━━ EXERCISE MATERIAL
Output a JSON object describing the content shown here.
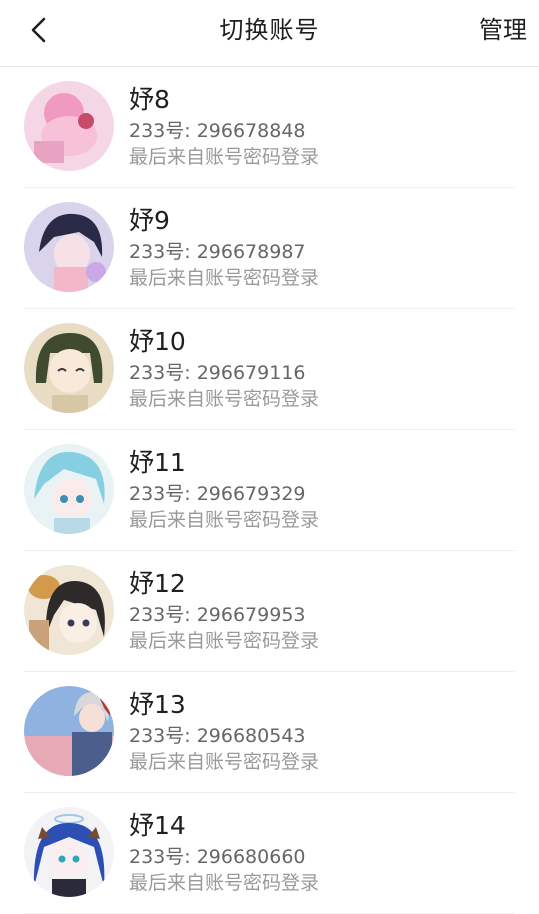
{
  "header": {
    "title": "切换账号",
    "manage_label": "管理"
  },
  "colors": {
    "background": "#ffffff",
    "title_text": "#1f1f1f",
    "uid_text": "#666666",
    "hint_text": "#9a9a9a",
    "divider": "#eeeeee"
  },
  "accounts": [
    {
      "name": "妤8",
      "uid": "233号: 296678848",
      "last_login": "最后来自账号密码登录",
      "avatar_icon": "anime-avatar-pink"
    },
    {
      "name": "妤9",
      "uid": "233号: 296678987",
      "last_login": "最后来自账号密码登录",
      "avatar_icon": "anime-avatar-dark-hair"
    },
    {
      "name": "妤10",
      "uid": "233号: 296679116",
      "last_login": "最后来自账号密码登录",
      "avatar_icon": "anime-avatar-bob-hair"
    },
    {
      "name": "妤11",
      "uid": "233号: 296679329",
      "last_login": "最后来自账号密码登录",
      "avatar_icon": "anime-avatar-cyan-hair"
    },
    {
      "name": "妤12",
      "uid": "233号: 296679953",
      "last_login": "最后来自账号密码登录",
      "avatar_icon": "anime-avatar-cat-girl"
    },
    {
      "name": "妤13",
      "uid": "233号: 296680543",
      "last_login": "最后来自账号密码登录",
      "avatar_icon": "anime-avatar-sky-boy"
    },
    {
      "name": "妤14",
      "uid": "233号: 296680660",
      "last_login": "最后来自账号密码登录",
      "avatar_icon": "anime-avatar-blue-hair"
    }
  ]
}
━━━━
* EXERCISE AIM
The entries above should be reproduced exactly, without their pictures.

* COMPLETED TASK
Output a JSON object describing the content shown here.
{
  "header": {
    "title": "切换账号",
    "manage_label": "管理"
  },
  "colors": {
    "background": "#ffffff",
    "title_text": "#1f1f1f",
    "uid_text": "#666666",
    "hint_text": "#9a9a9a",
    "divider": "#eeeeee"
  },
  "accounts": [
    {
      "name": "妤8",
      "uid": "233号: 296678848",
      "last_login": "最后来自账号密码登录",
      "avatar_icon": "anime-avatar-pink"
    },
    {
      "name": "妤9",
      "uid": "233号: 296678987",
      "last_login": "最后来自账号密码登录",
      "avatar_icon": "anime-avatar-dark-hair"
    },
    {
      "name": "妤10",
      "uid": "233号: 296679116",
      "last_login": "最后来自账号密码登录",
      "avatar_icon": "anime-avatar-bob-hair"
    },
    {
      "name": "妤11",
      "uid": "233号: 296679329",
      "last_login": "最后来自账号密码登录",
      "avatar_icon": "anime-avatar-cyan-hair"
    },
    {
      "name": "妤12",
      "uid": "233号: 296679953",
      "last_login": "最后来自账号密码登录",
      "avatar_icon": "anime-avatar-cat-girl"
    },
    {
      "name": "妤13",
      "uid": "233号: 296680543",
      "last_login": "最后来自账号密码登录",
      "avatar_icon": "anime-avatar-sky-boy"
    },
    {
      "name": "妤14",
      "uid": "233号: 296680660",
      "last_login": "最后来自账号密码登录",
      "avatar_icon": "anime-avatar-blue-hair"
    }
  ]
}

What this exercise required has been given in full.